• _Given instruction_:
Determine the count of lines holding the string "title". Return only the number.

### The data ###

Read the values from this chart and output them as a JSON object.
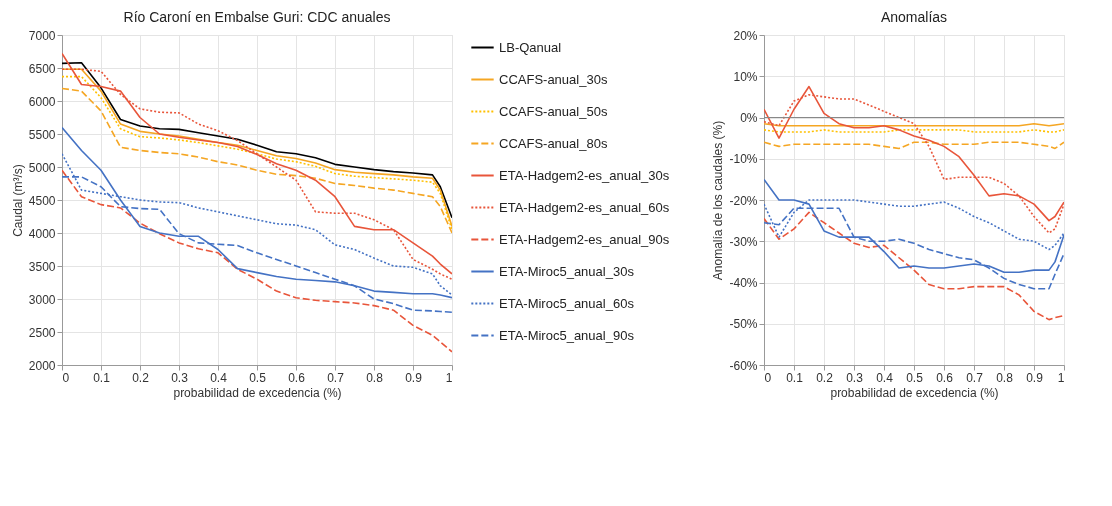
{
  "chart_data": [
    {
      "type": "line",
      "title": "Río Caroní en Embalse Guri: CDC anuales",
      "xlabel": "probabilidad de excedencia (%)",
      "ylabel": "Caudal (m³/s)",
      "x": [
        0,
        0.05,
        0.1,
        0.15,
        0.2,
        0.25,
        0.3,
        0.35,
        0.4,
        0.45,
        0.5,
        0.55,
        0.6,
        0.65,
        0.7,
        0.75,
        0.8,
        0.85,
        0.9,
        0.95,
        0.97,
        1
      ],
      "xlim": [
        0,
        1
      ],
      "xticks": [
        0,
        0.1,
        0.2,
        0.3,
        0.4,
        0.5,
        0.6,
        0.7,
        0.8,
        0.9,
        1
      ],
      "ylim": [
        2000,
        7000
      ],
      "yticks": [
        2000,
        2500,
        3000,
        3500,
        4000,
        4500,
        5000,
        5500,
        6000,
        6500,
        7000
      ],
      "grid": true,
      "legend": "right",
      "series": [
        {
          "name": "LB-Qanual",
          "color": "#000000",
          "line_style": "solid",
          "values": [
            6570,
            6580,
            6200,
            5720,
            5620,
            5580,
            5570,
            5520,
            5470,
            5420,
            5330,
            5230,
            5200,
            5140,
            5040,
            5000,
            4960,
            4930,
            4910,
            4880,
            4700,
            4230
          ]
        },
        {
          "name": "CCAFS-anual_30s",
          "color": "#f5a623",
          "line_style": "solid",
          "values": [
            6480,
            6480,
            6150,
            5650,
            5540,
            5500,
            5470,
            5420,
            5370,
            5330,
            5250,
            5170,
            5130,
            5060,
            4960,
            4920,
            4900,
            4880,
            4850,
            4830,
            4650,
            4100
          ]
        },
        {
          "name": "CCAFS-anual_50s",
          "color": "#ffc000",
          "line_style": "dotted",
          "values": [
            6370,
            6370,
            6050,
            5580,
            5460,
            5440,
            5410,
            5370,
            5320,
            5270,
            5200,
            5120,
            5080,
            5010,
            4900,
            4860,
            4840,
            4820,
            4800,
            4770,
            4600,
            4050
          ]
        },
        {
          "name": "CCAFS-anual_80s",
          "color": "#f5a623",
          "line_style": "dashed",
          "values": [
            6190,
            6150,
            5850,
            5300,
            5250,
            5220,
            5200,
            5150,
            5080,
            5030,
            4950,
            4890,
            4870,
            4830,
            4750,
            4720,
            4680,
            4650,
            4600,
            4550,
            4400,
            4000
          ]
        },
        {
          "name": "ETA-Hadgem2-es_anual_30s",
          "color": "#e8553a",
          "line_style": "solid",
          "values": [
            6720,
            6250,
            6220,
            6150,
            5750,
            5500,
            5450,
            5410,
            5370,
            5310,
            5190,
            5050,
            4950,
            4800,
            4550,
            4100,
            4050,
            4050,
            3850,
            3650,
            3530,
            3380
          ]
        },
        {
          "name": "ETA-Hadgem2-es_anual_60s",
          "color": "#e8553a",
          "line_style": "dotted",
          "values": [
            6480,
            6480,
            6450,
            6100,
            5880,
            5830,
            5820,
            5650,
            5550,
            5400,
            5200,
            5000,
            4800,
            4320,
            4300,
            4300,
            4200,
            4050,
            3600,
            3450,
            3380,
            3300
          ]
        },
        {
          "name": "ETA-Hadgem2-es_anual_90s",
          "color": "#e8553a",
          "line_style": "dashed",
          "values": [
            4950,
            4550,
            4430,
            4380,
            4150,
            3990,
            3850,
            3760,
            3700,
            3450,
            3300,
            3120,
            3020,
            2980,
            2960,
            2940,
            2900,
            2830,
            2600,
            2450,
            2350,
            2200
          ]
        },
        {
          "name": "ETA-Miroc5_anual_30s",
          "color": "#4472c4",
          "line_style": "solid",
          "values": [
            5600,
            5250,
            4950,
            4500,
            4100,
            4000,
            3950,
            3950,
            3750,
            3460,
            3400,
            3340,
            3300,
            3280,
            3260,
            3200,
            3120,
            3100,
            3080,
            3080,
            3060,
            3020
          ]
        },
        {
          "name": "ETA-Miroc5_anual_60s",
          "color": "#4472c4",
          "line_style": "dotted",
          "values": [
            5200,
            4650,
            4600,
            4550,
            4500,
            4470,
            4460,
            4380,
            4320,
            4260,
            4200,
            4140,
            4120,
            4050,
            3820,
            3750,
            3620,
            3500,
            3480,
            3380,
            3200,
            3060
          ]
        },
        {
          "name": "ETA-Miroc5_anual_90s",
          "color": "#4472c4",
          "line_style": "dashed",
          "values": [
            4850,
            4850,
            4700,
            4400,
            4370,
            4360,
            3990,
            3850,
            3830,
            3810,
            3700,
            3600,
            3500,
            3400,
            3300,
            3200,
            3000,
            2930,
            2830,
            2820,
            2810,
            2800
          ]
        }
      ]
    },
    {
      "type": "line",
      "title": "Anomalías",
      "xlabel": "probabilidad de excedencia (%)",
      "ylabel": "Anomalía de los caudales (%)",
      "x": [
        0,
        0.05,
        0.1,
        0.15,
        0.2,
        0.25,
        0.3,
        0.35,
        0.4,
        0.45,
        0.5,
        0.55,
        0.6,
        0.65,
        0.7,
        0.75,
        0.8,
        0.85,
        0.9,
        0.95,
        0.97,
        1
      ],
      "xlim": [
        0,
        1
      ],
      "xticks": [
        0,
        0.1,
        0.2,
        0.3,
        0.4,
        0.5,
        0.6,
        0.7,
        0.8,
        0.9,
        1
      ],
      "ylim": [
        -60,
        20
      ],
      "yticks": [
        {
          "value": -60,
          "label": "-60%"
        },
        {
          "value": -50,
          "label": "-50%"
        },
        {
          "value": -40,
          "label": "-40%"
        },
        {
          "value": -30,
          "label": "-30%"
        },
        {
          "value": -20,
          "label": "-20%"
        },
        {
          "value": -10,
          "label": "-10%"
        },
        {
          "value": 0,
          "label": "0%"
        },
        {
          "value": 10,
          "label": "10%"
        },
        {
          "value": 20,
          "label": "20%"
        }
      ],
      "grid": true,
      "ref_lines": [
        {
          "axis": "y",
          "value": 0,
          "color": "#888888"
        }
      ],
      "series": [
        {
          "color": "#f5a623",
          "line_style": "solid",
          "values": [
            -1.5,
            -2,
            -2,
            -2,
            -2,
            -2,
            -2,
            -2,
            -2,
            -2,
            -2,
            -2,
            -2,
            -2,
            -2,
            -2,
            -2,
            -2,
            -1.5,
            -2,
            -1.8,
            -1.5
          ]
        },
        {
          "color": "#ffc000",
          "line_style": "dotted",
          "values": [
            -3,
            -3.5,
            -3.5,
            -3.5,
            -3,
            -3.5,
            -3.5,
            -3.5,
            -3.5,
            -3,
            -3,
            -3,
            -3,
            -3,
            -3.5,
            -3.5,
            -3.5,
            -3.5,
            -3,
            -3.5,
            -3.5,
            -3
          ]
        },
        {
          "color": "#f5a623",
          "line_style": "dashed",
          "values": [
            -6,
            -7,
            -6.5,
            -6.5,
            -6.5,
            -6.5,
            -6.5,
            -6.5,
            -7,
            -7.5,
            -6,
            -6,
            -6.5,
            -6.5,
            -6.5,
            -6,
            -6,
            -6,
            -6.5,
            -7,
            -7.5,
            -6
          ]
        },
        {
          "color": "#e8553a",
          "line_style": "solid",
          "values": [
            2,
            -5,
            2,
            7.5,
            1,
            -1.5,
            -2.5,
            -2.5,
            -2,
            -3,
            -4.5,
            -5.5,
            -7,
            -9.5,
            -14,
            -19,
            -18.5,
            -19,
            -21,
            -25,
            -24,
            -20.5
          ]
        },
        {
          "color": "#e8553a",
          "line_style": "dotted",
          "values": [
            -1,
            -2,
            4,
            5.5,
            5,
            4.5,
            4.5,
            3,
            1.5,
            0,
            -1.5,
            -7,
            -15,
            -14.5,
            -14.5,
            -14.5,
            -16,
            -19,
            -24,
            -28,
            -27,
            -21
          ]
        },
        {
          "color": "#e8553a",
          "line_style": "dashed",
          "values": [
            -24.5,
            -29.5,
            -27,
            -23,
            -25.5,
            -28,
            -30.5,
            -31.5,
            -31,
            -34,
            -37,
            -40.5,
            -41.5,
            -41.5,
            -41,
            -41,
            -41,
            -43,
            -47,
            -49,
            -48.5,
            -48
          ]
        },
        {
          "color": "#4472c4",
          "line_style": "solid",
          "values": [
            -15,
            -20,
            -20,
            -21,
            -27.5,
            -29,
            -29,
            -29,
            -32.5,
            -36.5,
            -36,
            -36.5,
            -36.5,
            -36,
            -35.5,
            -36,
            -37.5,
            -37.5,
            -37,
            -37,
            -35,
            -28.5
          ]
        },
        {
          "color": "#4472c4",
          "line_style": "dotted",
          "values": [
            -21,
            -29,
            -23,
            -20,
            -20,
            -20,
            -20,
            -20.5,
            -21,
            -21.5,
            -21.5,
            -21,
            -20.5,
            -22,
            -24,
            -25.5,
            -27.5,
            -29.5,
            -30,
            -32,
            -31,
            -28
          ]
        },
        {
          "color": "#4472c4",
          "line_style": "dashed",
          "values": [
            -25.5,
            -26,
            -22,
            -22,
            -22,
            -22,
            -29,
            -30,
            -30,
            -29.5,
            -30.5,
            -32,
            -33,
            -34,
            -34.5,
            -36.5,
            -39,
            -40.5,
            -41.5,
            -41.5,
            -38,
            -33
          ]
        }
      ]
    }
  ]
}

###

• _Exercise output_:
2